__Records supplied__.

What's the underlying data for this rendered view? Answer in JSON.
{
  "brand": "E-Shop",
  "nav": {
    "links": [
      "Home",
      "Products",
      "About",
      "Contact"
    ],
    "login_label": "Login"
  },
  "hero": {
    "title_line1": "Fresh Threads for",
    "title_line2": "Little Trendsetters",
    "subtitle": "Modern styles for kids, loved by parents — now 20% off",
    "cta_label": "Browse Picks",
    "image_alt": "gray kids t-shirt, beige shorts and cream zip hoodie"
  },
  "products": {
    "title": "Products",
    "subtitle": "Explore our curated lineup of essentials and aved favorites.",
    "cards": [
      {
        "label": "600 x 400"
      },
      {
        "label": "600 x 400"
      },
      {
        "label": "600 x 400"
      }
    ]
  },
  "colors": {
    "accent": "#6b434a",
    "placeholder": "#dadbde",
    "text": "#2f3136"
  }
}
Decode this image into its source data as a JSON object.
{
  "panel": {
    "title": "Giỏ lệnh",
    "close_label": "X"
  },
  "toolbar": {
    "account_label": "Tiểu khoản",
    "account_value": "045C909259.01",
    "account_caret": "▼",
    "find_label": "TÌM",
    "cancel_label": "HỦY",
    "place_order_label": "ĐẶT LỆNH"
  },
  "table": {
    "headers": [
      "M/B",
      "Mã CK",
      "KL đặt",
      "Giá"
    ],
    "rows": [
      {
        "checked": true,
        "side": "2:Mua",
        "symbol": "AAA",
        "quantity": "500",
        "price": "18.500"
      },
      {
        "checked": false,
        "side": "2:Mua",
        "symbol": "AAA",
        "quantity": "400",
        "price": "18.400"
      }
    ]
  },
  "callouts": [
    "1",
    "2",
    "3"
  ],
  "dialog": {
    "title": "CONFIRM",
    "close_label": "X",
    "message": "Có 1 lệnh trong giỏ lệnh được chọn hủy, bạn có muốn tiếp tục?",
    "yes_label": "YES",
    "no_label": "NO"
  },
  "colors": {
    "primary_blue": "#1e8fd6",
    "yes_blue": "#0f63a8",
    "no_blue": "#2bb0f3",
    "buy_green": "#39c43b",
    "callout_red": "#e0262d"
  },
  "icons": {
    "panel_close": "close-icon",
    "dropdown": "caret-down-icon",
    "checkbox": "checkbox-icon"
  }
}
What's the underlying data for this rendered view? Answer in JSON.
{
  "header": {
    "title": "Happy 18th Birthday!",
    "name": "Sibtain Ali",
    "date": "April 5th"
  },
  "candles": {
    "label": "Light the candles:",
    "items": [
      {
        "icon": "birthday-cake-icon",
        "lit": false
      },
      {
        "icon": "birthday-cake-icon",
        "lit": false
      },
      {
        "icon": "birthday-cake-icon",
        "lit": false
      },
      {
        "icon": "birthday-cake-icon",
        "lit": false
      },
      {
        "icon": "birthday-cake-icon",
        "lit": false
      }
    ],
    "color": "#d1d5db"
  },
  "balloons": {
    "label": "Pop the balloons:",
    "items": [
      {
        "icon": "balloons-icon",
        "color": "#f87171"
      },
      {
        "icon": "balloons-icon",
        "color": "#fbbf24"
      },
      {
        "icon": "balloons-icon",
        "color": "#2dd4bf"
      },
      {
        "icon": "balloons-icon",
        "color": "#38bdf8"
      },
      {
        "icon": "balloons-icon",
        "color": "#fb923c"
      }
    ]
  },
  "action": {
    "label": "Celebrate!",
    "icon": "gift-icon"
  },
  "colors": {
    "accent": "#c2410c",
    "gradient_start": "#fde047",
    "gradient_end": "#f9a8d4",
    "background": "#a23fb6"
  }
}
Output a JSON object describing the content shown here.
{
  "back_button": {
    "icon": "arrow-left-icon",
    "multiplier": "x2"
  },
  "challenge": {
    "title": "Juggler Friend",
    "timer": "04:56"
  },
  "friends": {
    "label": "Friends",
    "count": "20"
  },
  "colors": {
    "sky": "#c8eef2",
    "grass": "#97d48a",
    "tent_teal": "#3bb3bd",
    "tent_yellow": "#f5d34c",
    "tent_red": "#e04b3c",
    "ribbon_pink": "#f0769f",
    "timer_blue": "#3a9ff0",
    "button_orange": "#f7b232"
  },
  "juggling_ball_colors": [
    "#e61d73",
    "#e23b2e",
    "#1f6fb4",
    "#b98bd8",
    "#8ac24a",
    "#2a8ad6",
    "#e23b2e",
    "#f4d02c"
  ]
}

__Direction__. Extract the lines above from the one containing "Output a JSON" to the last line, both included, exactly as written.

__Answer below__.
Output a JSON object describing the content shown here.
{
  "back_button": {
    "icon": "arrow-left-icon",
    "multiplier": "x2"
  },
  "challenge": {
    "title": "Juggler Friend",
    "timer": "04:56"
  },
  "friends": {
    "label": "Friends",
    "count": "20"
  },
  "colors": {
    "sky": "#c8eef2",
    "grass": "#97d48a",
    "tent_teal": "#3bb3bd",
    "tent_yellow": "#f5d34c",
    "tent_red": "#e04b3c",
    "ribbon_pink": "#f0769f",
    "timer_blue": "#3a9ff0",
    "button_orange": "#f7b232"
  },
  "juggling_ball_colors": [
    "#e61d73",
    "#e23b2e",
    "#1f6fb4",
    "#b98bd8",
    "#8ac24a",
    "#2a8ad6",
    "#e23b2e",
    "#f4d02c"
  ]
}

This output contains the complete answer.